[Rows from a layout dataset]
start

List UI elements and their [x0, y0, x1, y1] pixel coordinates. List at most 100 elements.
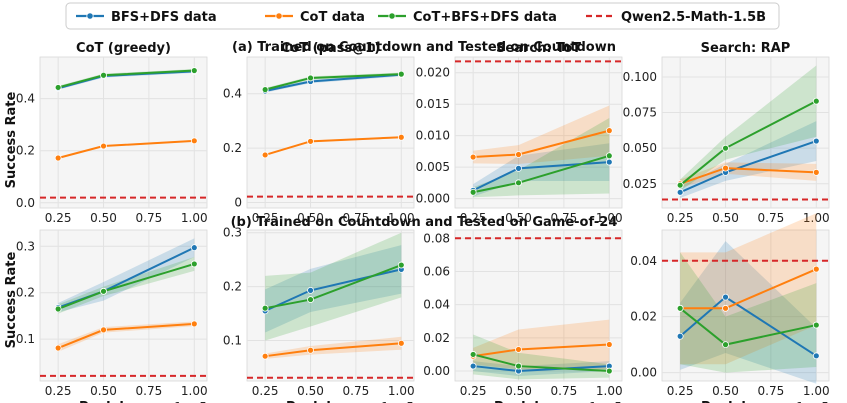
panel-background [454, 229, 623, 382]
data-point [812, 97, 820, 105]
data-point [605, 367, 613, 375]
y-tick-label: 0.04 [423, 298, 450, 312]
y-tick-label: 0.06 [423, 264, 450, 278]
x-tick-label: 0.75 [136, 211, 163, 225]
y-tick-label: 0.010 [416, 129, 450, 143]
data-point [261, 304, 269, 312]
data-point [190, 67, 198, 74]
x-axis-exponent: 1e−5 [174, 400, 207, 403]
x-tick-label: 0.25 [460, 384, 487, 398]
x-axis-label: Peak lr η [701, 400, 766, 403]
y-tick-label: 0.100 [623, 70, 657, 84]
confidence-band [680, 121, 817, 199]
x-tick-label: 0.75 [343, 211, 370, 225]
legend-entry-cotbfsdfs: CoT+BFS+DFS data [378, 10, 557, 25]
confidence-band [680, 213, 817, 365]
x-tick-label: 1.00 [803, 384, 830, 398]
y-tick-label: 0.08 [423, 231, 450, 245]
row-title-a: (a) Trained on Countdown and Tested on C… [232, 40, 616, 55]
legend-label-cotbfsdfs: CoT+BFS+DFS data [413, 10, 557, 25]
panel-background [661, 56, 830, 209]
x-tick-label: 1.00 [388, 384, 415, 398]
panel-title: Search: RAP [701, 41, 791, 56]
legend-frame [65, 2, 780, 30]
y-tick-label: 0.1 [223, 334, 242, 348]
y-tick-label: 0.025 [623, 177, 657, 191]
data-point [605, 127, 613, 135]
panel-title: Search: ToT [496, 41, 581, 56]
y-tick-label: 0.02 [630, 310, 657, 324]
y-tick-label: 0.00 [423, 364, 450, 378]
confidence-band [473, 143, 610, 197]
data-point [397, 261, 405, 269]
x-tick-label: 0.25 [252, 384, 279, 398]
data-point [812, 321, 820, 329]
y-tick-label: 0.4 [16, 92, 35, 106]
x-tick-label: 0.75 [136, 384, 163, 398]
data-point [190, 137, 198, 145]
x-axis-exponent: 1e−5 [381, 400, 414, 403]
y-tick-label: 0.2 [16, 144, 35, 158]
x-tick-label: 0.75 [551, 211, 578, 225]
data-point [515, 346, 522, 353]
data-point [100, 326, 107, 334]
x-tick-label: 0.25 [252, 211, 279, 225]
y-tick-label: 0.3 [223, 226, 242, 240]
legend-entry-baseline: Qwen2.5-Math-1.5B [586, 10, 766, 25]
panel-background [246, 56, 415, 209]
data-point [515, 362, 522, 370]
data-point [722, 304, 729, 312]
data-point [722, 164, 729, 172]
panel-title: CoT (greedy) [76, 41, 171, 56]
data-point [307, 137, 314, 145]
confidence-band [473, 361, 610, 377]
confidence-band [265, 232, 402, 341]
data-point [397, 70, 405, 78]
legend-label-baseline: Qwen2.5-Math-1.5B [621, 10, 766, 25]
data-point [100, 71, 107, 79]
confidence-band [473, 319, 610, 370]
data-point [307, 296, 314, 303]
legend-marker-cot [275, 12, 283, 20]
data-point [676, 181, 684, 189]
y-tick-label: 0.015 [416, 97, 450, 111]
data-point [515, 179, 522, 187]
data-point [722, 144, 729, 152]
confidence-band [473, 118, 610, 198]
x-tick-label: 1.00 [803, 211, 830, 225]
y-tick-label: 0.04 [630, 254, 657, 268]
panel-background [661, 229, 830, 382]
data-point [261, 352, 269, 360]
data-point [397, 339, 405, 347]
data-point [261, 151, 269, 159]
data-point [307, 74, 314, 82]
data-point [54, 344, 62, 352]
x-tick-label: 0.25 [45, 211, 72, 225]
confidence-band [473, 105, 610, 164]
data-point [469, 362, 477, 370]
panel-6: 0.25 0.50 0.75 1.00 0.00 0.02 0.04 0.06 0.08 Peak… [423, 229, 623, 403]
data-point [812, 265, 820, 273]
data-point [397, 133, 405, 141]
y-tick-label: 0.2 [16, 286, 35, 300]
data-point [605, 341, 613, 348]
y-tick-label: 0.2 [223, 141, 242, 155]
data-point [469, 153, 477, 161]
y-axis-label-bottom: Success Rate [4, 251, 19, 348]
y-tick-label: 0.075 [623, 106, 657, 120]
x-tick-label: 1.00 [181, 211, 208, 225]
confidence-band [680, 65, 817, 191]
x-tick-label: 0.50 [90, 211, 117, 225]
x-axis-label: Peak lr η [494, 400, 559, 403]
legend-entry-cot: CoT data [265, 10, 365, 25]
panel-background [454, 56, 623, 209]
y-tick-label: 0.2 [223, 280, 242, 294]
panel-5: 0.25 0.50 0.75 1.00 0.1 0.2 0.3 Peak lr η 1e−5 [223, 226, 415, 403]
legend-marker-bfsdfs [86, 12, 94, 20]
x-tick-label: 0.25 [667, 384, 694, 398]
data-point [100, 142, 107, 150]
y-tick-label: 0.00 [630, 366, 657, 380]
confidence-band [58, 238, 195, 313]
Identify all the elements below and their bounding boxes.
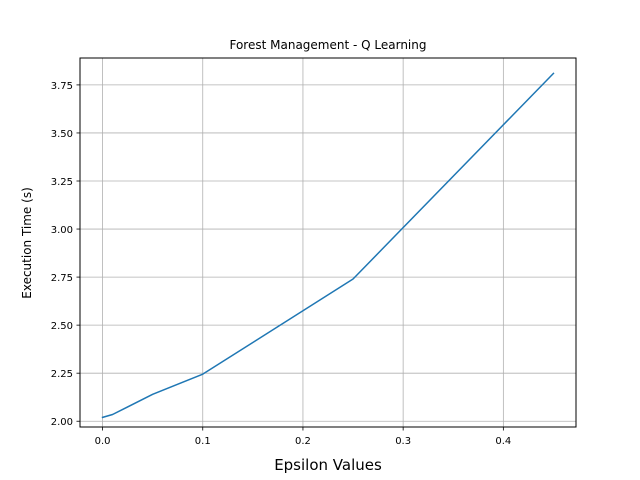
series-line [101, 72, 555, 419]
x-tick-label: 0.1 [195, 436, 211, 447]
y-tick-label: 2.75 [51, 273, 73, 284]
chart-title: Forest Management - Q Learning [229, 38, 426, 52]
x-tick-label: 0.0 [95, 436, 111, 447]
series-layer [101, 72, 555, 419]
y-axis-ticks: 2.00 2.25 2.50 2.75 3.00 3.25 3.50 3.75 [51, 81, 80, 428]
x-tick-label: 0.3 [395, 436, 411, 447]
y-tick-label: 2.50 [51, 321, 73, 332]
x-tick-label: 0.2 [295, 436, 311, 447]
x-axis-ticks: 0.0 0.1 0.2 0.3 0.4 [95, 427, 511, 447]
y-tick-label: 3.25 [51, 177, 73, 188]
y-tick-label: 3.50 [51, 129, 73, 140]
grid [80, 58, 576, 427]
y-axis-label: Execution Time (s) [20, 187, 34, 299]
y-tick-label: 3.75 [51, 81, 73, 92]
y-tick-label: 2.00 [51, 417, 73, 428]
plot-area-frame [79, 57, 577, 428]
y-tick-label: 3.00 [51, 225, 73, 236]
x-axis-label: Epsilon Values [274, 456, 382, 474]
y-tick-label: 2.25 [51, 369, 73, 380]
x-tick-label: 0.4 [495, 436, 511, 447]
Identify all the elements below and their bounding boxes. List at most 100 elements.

end

WHAT IS BEING ASKED: Copy every line of the listing above word for word, omitting the pictures.

TASK RESPONSE:
List UI elements and their [x0, y0, x1, y1] pixel coordinates. List at most 100 elements.
panel-background [454, 229, 623, 382]
data-point [812, 97, 820, 105]
data-point [605, 367, 613, 375]
y-tick-label: 0.04 [423, 298, 450, 312]
y-tick-label: 0.06 [423, 264, 450, 278]
x-tick-label: 0.75 [136, 211, 163, 225]
y-tick-label: 0.010 [416, 129, 450, 143]
data-point [261, 304, 269, 312]
data-point [190, 67, 198, 74]
x-axis-exponent: 1e−5 [174, 400, 207, 403]
x-tick-label: 0.25 [460, 384, 487, 398]
x-axis-label: Peak lr η [701, 400, 766, 403]
y-tick-label: 0.100 [623, 70, 657, 84]
confidence-band [680, 121, 817, 199]
x-tick-label: 0.75 [343, 211, 370, 225]
legend-entry-cotbfsdfs: CoT+BFS+DFS data [378, 10, 557, 25]
confidence-band [680, 213, 817, 365]
x-tick-label: 1.00 [803, 384, 830, 398]
y-tick-label: 0.08 [423, 231, 450, 245]
row-title-a: (a) Trained on Countdown and Tested on C… [232, 40, 616, 55]
legend-label-cotbfsdfs: CoT+BFS+DFS data [413, 10, 557, 25]
panel-background [661, 56, 830, 209]
x-tick-label: 1.00 [388, 384, 415, 398]
panel-title: Search: RAP [701, 41, 791, 56]
legend-frame [65, 2, 780, 30]
y-tick-label: 0.1 [223, 334, 242, 348]
y-tick-label: 0.025 [623, 177, 657, 191]
data-point [605, 127, 613, 135]
panel-title: Search: ToT [496, 41, 581, 56]
y-tick-label: 0.02 [630, 310, 657, 324]
y-tick-label: 0.00 [423, 364, 450, 378]
confidence-band [473, 143, 610, 197]
data-point [397, 261, 405, 269]
x-tick-label: 0.25 [252, 384, 279, 398]
data-point [812, 321, 820, 329]
y-tick-label: 0.4 [16, 92, 35, 106]
x-tick-label: 0.75 [136, 384, 163, 398]
data-point [190, 137, 198, 145]
x-axis-exponent: 1e−5 [381, 400, 414, 403]
y-tick-label: 0.2 [16, 144, 35, 158]
x-tick-label: 0.75 [551, 211, 578, 225]
data-point [515, 346, 522, 353]
data-point [100, 326, 107, 334]
x-tick-label: 0.25 [252, 211, 279, 225]
y-tick-label: 0.3 [223, 226, 242, 240]
legend-entry-baseline: Qwen2.5-Math-1.5B [586, 10, 766, 25]
panel-background [246, 56, 415, 209]
data-point [515, 362, 522, 370]
data-point [722, 304, 729, 312]
data-point [722, 164, 729, 172]
panel-title: CoT (greedy) [76, 41, 171, 56]
data-point [307, 137, 314, 145]
confidence-band [473, 361, 610, 377]
confidence-band [265, 232, 402, 341]
data-point [397, 70, 405, 78]
legend-label-baseline: Qwen2.5-Math-1.5B [621, 10, 766, 25]
data-point [100, 71, 107, 79]
confidence-band [473, 319, 610, 370]
data-point [307, 296, 314, 303]
legend-marker-cot [275, 12, 283, 20]
data-point [676, 181, 684, 189]
y-tick-label: 0.015 [416, 97, 450, 111]
data-point [515, 179, 522, 187]
data-point [722, 144, 729, 152]
confidence-band [473, 118, 610, 198]
x-tick-label: 1.00 [803, 211, 830, 225]
y-tick-label: 0.04 [630, 254, 657, 268]
panel-background [661, 229, 830, 382]
data-point [261, 352, 269, 360]
data-point [397, 339, 405, 347]
data-point [261, 151, 269, 159]
data-point [307, 74, 314, 82]
data-point [54, 344, 62, 352]
x-tick-label: 0.25 [45, 211, 72, 225]
confidence-band [473, 105, 610, 164]
data-point [469, 362, 477, 370]
panel-6: 0.25 0.50 0.75 1.00 0.00 0.02 0.04 0.06 0.08 Peak… [423, 229, 623, 403]
data-point [812, 265, 820, 273]
data-point [397, 133, 405, 141]
y-tick-label: 0.2 [16, 286, 35, 300]
data-point [605, 341, 613, 348]
y-tick-label: 0.2 [223, 141, 242, 155]
data-point [469, 153, 477, 161]
y-axis-label-bottom: Success Rate [4, 251, 19, 348]
y-tick-label: 0.075 [623, 106, 657, 120]
x-tick-label: 1.00 [181, 211, 208, 225]
confidence-band [680, 65, 817, 191]
x-tick-label: 0.50 [90, 211, 117, 225]
x-axis-label: Peak lr η [494, 400, 559, 403]
legend-entry-cot: CoT data [265, 10, 365, 25]
panel-background [454, 56, 623, 209]
y-tick-label: 0.2 [223, 280, 242, 294]
panel-5: 0.25 0.50 0.75 1.00 0.1 0.2 0.3 Peak lr η 1e−5 [223, 226, 415, 403]
legend-marker-bfsdfs [86, 12, 94, 20]
x-tick-label: 0.25 [667, 384, 694, 398]
data-point [100, 142, 107, 150]
y-tick-label: 0.00 [630, 366, 657, 380]
confidence-band [58, 238, 195, 313]
Identify all the elements below and their bounding boxes.
series-line [101, 72, 555, 419]
x-tick-label: 0.1 [195, 436, 211, 447]
y-tick-label: 2.75 [51, 273, 73, 284]
chart-title: Forest Management - Q Learning [229, 38, 426, 52]
x-tick-label: 0.0 [95, 436, 111, 447]
series-layer [101, 72, 555, 419]
y-axis-ticks: 2.00 2.25 2.50 2.75 3.00 3.25 3.50 3.75 [51, 81, 80, 428]
x-tick-label: 0.3 [395, 436, 411, 447]
y-tick-label: 2.50 [51, 321, 73, 332]
x-tick-label: 0.2 [295, 436, 311, 447]
x-axis-ticks: 0.0 0.1 0.2 0.3 0.4 [95, 427, 511, 447]
y-tick-label: 3.25 [51, 177, 73, 188]
y-tick-label: 3.50 [51, 129, 73, 140]
grid [80, 58, 576, 427]
y-axis-label: Execution Time (s) [20, 187, 34, 299]
y-tick-label: 3.75 [51, 81, 73, 92]
y-tick-label: 2.00 [51, 417, 73, 428]
plot-area-frame [79, 57, 577, 428]
y-tick-label: 3.00 [51, 225, 73, 236]
x-axis-label: Epsilon Values [274, 456, 382, 474]
y-tick-label: 2.25 [51, 369, 73, 380]
x-tick-label: 0.4 [495, 436, 511, 447]
Identify all the elements below and their bounding boxes. List at most 100 elements.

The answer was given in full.